-- START OF GIVEN INFORMATION --

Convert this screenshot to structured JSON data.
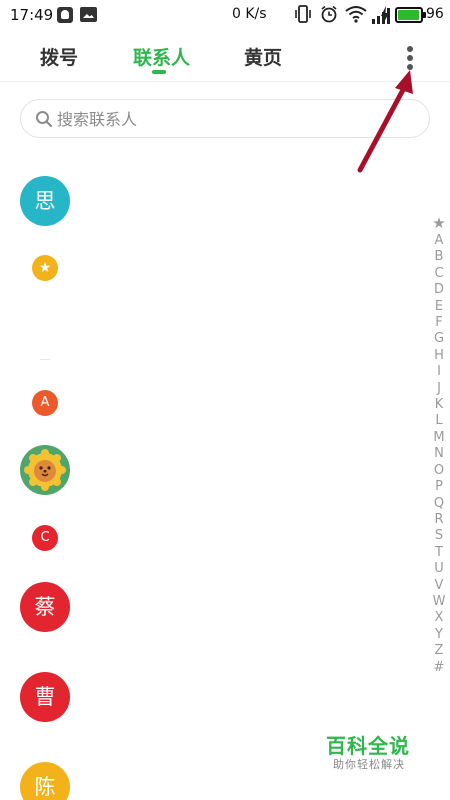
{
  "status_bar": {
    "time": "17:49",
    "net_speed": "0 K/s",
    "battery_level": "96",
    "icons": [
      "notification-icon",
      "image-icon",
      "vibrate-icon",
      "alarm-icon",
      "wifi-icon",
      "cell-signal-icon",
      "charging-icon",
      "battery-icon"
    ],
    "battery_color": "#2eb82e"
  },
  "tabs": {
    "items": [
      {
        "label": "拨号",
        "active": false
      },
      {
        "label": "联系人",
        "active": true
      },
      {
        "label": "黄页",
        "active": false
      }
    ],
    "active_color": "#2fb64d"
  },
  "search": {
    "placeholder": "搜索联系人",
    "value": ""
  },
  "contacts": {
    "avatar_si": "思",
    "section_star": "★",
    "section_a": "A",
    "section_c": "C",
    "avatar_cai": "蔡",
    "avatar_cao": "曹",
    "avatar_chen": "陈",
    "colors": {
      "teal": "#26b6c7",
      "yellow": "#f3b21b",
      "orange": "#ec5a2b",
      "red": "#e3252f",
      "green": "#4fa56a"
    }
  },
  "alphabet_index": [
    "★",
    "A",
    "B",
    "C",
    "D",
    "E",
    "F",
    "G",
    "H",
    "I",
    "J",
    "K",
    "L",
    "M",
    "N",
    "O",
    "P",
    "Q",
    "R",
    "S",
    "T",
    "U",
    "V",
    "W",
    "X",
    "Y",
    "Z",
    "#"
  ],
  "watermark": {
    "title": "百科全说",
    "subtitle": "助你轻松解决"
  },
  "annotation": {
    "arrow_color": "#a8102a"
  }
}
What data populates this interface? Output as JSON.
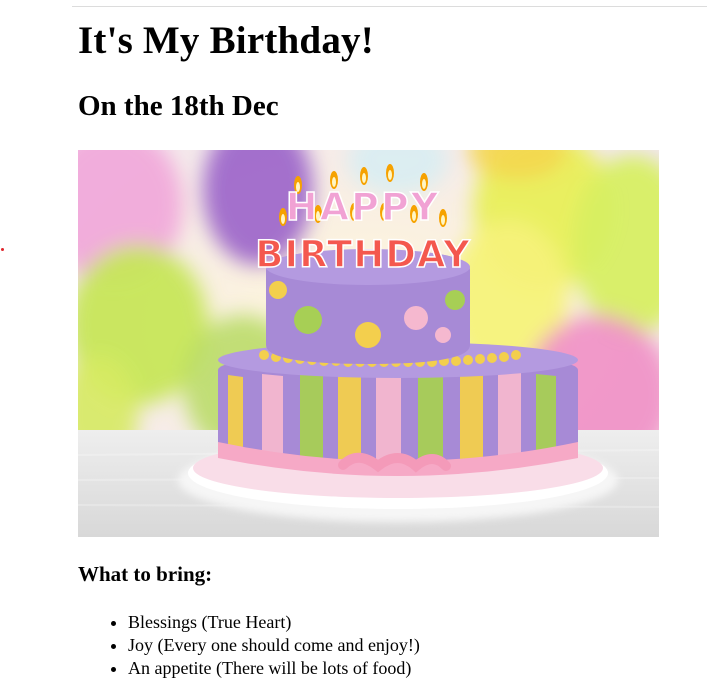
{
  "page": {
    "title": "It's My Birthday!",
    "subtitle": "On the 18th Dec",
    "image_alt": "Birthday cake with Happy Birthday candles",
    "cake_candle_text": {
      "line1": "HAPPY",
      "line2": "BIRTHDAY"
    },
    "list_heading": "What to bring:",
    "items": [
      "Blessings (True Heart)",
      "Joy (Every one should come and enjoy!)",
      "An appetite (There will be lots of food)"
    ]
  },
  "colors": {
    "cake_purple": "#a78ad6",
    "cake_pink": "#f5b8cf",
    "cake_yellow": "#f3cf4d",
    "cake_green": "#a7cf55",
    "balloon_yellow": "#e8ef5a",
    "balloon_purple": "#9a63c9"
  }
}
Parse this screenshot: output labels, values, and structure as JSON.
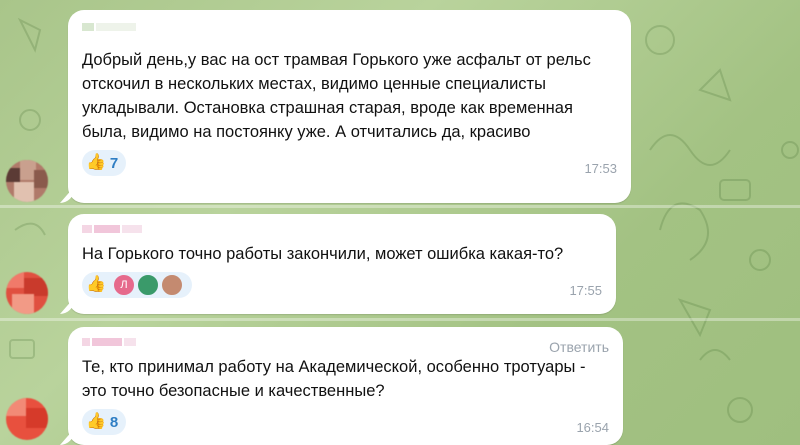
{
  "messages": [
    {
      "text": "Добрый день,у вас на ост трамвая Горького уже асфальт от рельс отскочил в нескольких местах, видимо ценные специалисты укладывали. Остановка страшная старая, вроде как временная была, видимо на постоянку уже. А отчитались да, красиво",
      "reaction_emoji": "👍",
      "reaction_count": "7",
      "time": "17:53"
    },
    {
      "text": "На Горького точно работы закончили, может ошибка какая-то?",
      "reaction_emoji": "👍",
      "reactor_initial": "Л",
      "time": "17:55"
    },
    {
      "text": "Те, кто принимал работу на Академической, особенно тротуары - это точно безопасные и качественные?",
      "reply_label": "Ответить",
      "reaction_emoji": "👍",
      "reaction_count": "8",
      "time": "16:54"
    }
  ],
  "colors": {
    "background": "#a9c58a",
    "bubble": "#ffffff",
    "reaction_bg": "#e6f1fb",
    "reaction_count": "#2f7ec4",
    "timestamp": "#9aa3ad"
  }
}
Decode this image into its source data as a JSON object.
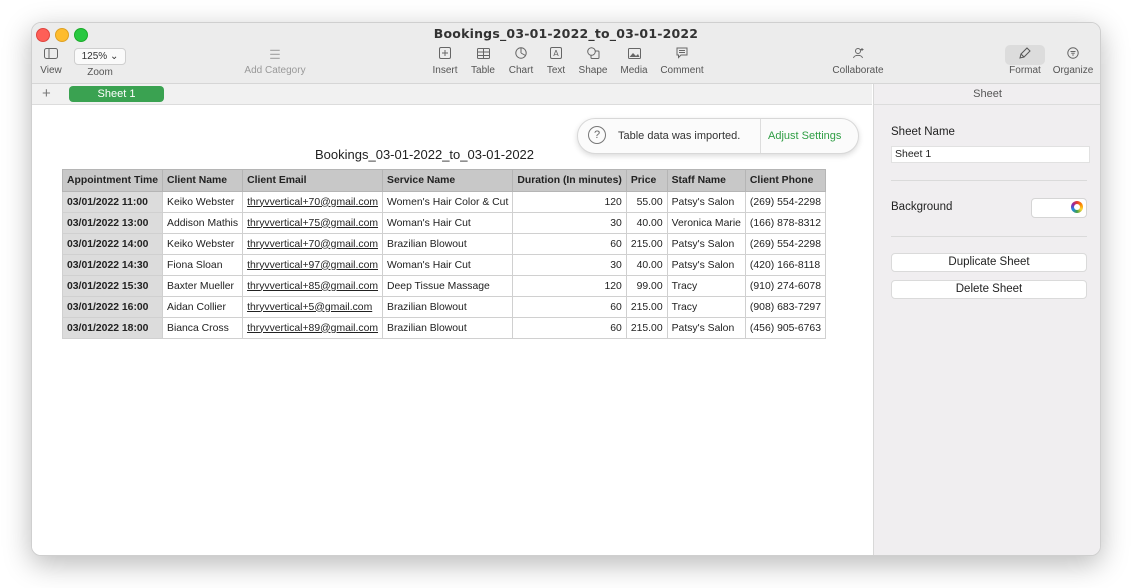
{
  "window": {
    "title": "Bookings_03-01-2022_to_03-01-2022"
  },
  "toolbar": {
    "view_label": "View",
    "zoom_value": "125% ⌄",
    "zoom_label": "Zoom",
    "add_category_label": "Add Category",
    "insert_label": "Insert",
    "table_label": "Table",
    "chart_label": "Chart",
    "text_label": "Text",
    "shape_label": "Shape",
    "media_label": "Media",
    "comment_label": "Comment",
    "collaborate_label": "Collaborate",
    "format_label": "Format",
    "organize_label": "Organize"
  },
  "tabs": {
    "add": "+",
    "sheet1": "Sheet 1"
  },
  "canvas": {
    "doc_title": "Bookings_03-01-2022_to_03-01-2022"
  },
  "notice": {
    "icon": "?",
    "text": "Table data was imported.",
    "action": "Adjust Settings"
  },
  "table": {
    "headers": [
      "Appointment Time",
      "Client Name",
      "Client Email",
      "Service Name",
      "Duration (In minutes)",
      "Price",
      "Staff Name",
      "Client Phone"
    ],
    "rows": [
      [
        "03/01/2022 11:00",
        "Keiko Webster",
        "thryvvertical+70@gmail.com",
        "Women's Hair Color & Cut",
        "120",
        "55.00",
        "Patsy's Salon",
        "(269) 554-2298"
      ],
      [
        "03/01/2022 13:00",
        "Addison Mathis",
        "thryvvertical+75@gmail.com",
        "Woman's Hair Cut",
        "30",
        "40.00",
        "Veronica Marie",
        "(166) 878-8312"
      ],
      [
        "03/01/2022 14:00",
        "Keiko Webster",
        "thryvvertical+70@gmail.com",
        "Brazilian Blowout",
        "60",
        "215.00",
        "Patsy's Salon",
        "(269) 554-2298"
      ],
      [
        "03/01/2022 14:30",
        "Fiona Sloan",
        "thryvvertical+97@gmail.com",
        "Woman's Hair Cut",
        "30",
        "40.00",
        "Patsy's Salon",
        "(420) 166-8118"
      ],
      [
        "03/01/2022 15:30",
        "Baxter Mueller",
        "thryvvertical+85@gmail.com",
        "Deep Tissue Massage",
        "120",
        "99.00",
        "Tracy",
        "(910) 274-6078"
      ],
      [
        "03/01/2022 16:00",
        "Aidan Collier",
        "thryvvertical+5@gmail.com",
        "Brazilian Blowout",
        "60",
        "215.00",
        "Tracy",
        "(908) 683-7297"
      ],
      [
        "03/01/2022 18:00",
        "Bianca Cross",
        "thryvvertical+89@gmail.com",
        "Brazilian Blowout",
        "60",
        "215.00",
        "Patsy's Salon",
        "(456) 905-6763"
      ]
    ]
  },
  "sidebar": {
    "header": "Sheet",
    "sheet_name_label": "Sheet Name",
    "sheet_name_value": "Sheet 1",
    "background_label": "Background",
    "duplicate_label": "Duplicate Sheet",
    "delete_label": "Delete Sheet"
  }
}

-- END OF GIVEN INFORMATION --
-- START OF GIVEN INFORMATION --

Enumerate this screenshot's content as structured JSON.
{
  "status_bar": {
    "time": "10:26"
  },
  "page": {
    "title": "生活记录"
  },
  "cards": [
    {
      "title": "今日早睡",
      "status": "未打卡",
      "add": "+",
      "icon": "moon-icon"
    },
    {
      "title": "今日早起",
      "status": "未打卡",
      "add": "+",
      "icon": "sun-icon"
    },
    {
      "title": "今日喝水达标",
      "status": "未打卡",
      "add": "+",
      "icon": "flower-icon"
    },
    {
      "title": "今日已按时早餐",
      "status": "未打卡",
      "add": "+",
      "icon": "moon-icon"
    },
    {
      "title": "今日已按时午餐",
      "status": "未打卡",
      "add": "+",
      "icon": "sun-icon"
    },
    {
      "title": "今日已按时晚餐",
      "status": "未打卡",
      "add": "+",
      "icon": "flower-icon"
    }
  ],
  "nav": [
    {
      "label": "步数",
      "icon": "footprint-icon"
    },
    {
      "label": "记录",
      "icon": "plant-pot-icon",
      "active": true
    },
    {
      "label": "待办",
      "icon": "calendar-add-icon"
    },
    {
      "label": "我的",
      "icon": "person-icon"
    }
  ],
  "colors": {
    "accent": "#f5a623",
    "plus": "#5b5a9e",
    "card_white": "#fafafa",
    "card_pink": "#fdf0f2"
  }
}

-- END OF GIVEN INFORMATION --

→ **PROBLEM TO WORK ON**: Across the entries, how many lines contain "точно"? Reply with the number only.

→ **ANSWER TO THIS PROBLEM**: 2